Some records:
## Begin

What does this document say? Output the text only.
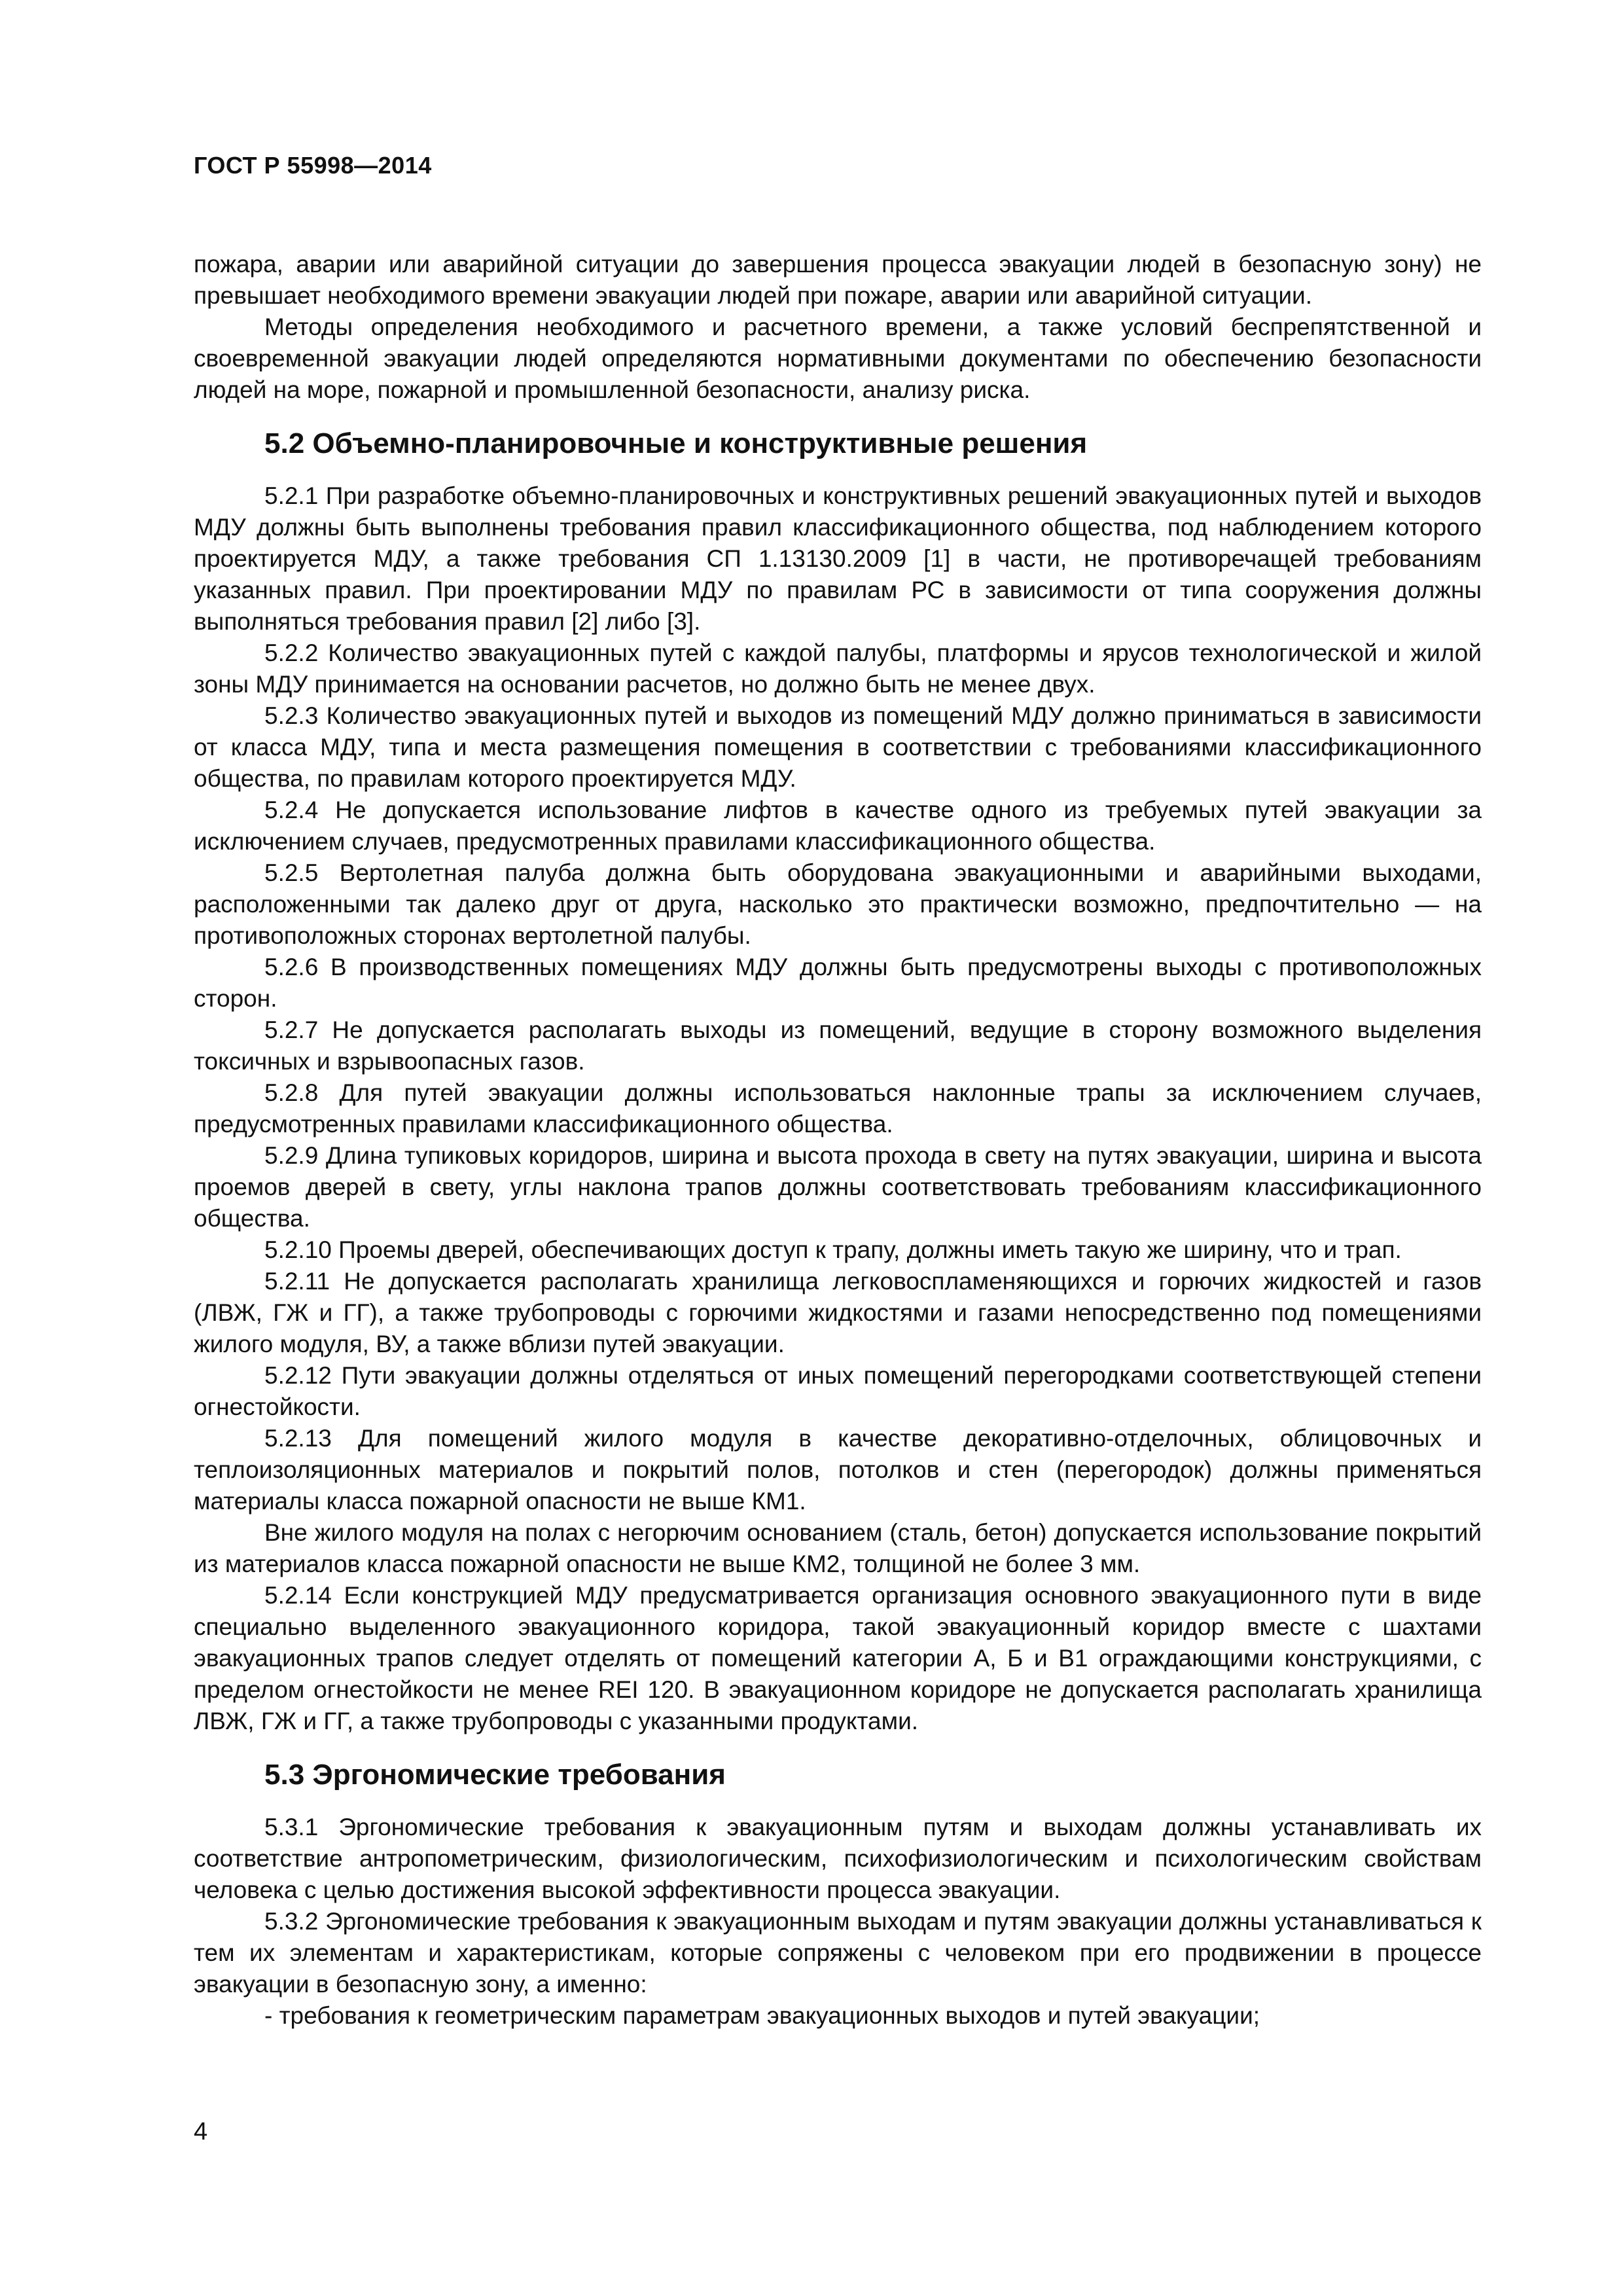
ГОСТ Р 55998—2014

пожара, аварии или аварийной ситуации до завершения процесса эвакуации людей в безопасную зону) не превышает необходимого времени эвакуации людей при пожаре, аварии или аварийной ситуации.

Методы определения необходимого и расчетного времени, а также условий беспрепятственной и своевременной эвакуации людей определяются нормативными документами по обеспечению безопасности людей на море, пожарной и промышленной безопасности, анализу риска.

5.2 Объемно-планировочные и конструктивные решения

5.2.1 При разработке объемно-планировочных и конструктивных решений эвакуационных путей и выходов МДУ должны быть выполнены требования правил классификационного общества, под наблюдением которого проектируется МДУ, а также требования СП 1.13130.2009 [1] в части, не противоречащей требованиям указанных правил. При проектировании МДУ по правилам РС в зависимости от типа сооружения должны выполняться требования правил [2] либо [3].

5.2.2 Количество эвакуационных путей с каждой палубы, платформы и ярусов технологической и жилой зоны МДУ принимается на основании расчетов, но должно быть не менее двух.

5.2.3 Количество эвакуационных путей и выходов из помещений МДУ должно приниматься в зависимости от класса МДУ, типа и места размещения помещения в соответствии с требованиями классификационного общества, по правилам которого проектируется МДУ.

5.2.4 Не допускается использование лифтов в качестве одного из требуемых путей эвакуации за исключением случаев, предусмотренных правилами классификационного общества.

5.2.5 Вертолетная палуба должна быть оборудована эвакуационными и аварийными выходами, расположенными так далеко друг от друга, насколько это практически возможно, предпочтительно — на противоположных сторонах вертолетной палубы.

5.2.6 В производственных помещениях МДУ должны быть предусмотрены выходы с противоположных сторон.

5.2.7 Не допускается располагать выходы из помещений, ведущие в сторону возможного выделения токсичных и взрывоопасных газов.

5.2.8 Для путей эвакуации должны использоваться наклонные трапы за исключением случаев, предусмотренных правилами классификационного общества.

5.2.9 Длина тупиковых коридоров, ширина и высота прохода в свету на путях эвакуации, ширина и высота проемов дверей в свету, углы наклона трапов должны соответствовать требованиям классификационного общества.

5.2.10 Проемы дверей, обеспечивающих доступ к трапу, должны иметь такую же ширину, что и трап.

5.2.11 Не допускается располагать хранилища легковоспламеняющихся и горючих жидкостей и газов (ЛВЖ, ГЖ и ГГ), а также трубопроводы с горючими жидкостями и газами непосредственно под помещениями жилого модуля, ВУ, а также вблизи путей эвакуации.

5.2.12 Пути эвакуации должны отделяться от иных помещений перегородками соответствующей степени огнестойкости.

5.2.13 Для помещений жилого модуля в качестве декоративно-отделочных, облицовочных и теплоизоляционных материалов и покрытий полов, потолков и стен (перегородок) должны применяться материалы класса пожарной опасности не выше КМ1.

Вне жилого модуля на полах с негорючим основанием (сталь, бетон) допускается использование покрытий из материалов класса пожарной опасности не выше КМ2, толщиной не более 3 мм.

5.2.14 Если конструкцией МДУ предусматривается организация основного эвакуационного пути в виде специально выделенного эвакуационного коридора, такой эвакуационный коридор вместе с шахтами эвакуационных трапов следует отделять от помещений категории А, Б и В1 ограждающими конструкциями, с пределом огнестойкости не менее REI 120. В эвакуационном коридоре не допускается располагать хранилища ЛВЖ, ГЖ и ГГ, а также трубопроводы с указанными продуктами.

5.3 Эргономические требования

5.3.1 Эргономические требования к эвакуационным путям и выходам должны устанавливать их соответствие антропометрическим, физиологическим, психофизиологическим и психологическим свойствам человека с целью достижения высокой эффективности процесса эвакуации.

5.3.2 Эргономические требования к эвакуационным выходам и путям эвакуации должны устанавливаться к тем их элементам и характеристикам, которые сопряжены с человеком при его продвижении в процессе эвакуации в безопасную зону, а именно:

- требования к геометрическим параметрам эвакуационных выходов и путей эвакуации;

4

## End

• **Directions for this task**: Return a copy of every line that includes the word "выходы".

• **Response to the exercise**:
5.2.6 В производственных помещениях МДУ должны быть предусмотрены выходы с противоположных сторон.
5.2.7 Не допускается располагать выходы из помещений, ведущие в сторону возможного выделения токсичных и взрывоопасных газов.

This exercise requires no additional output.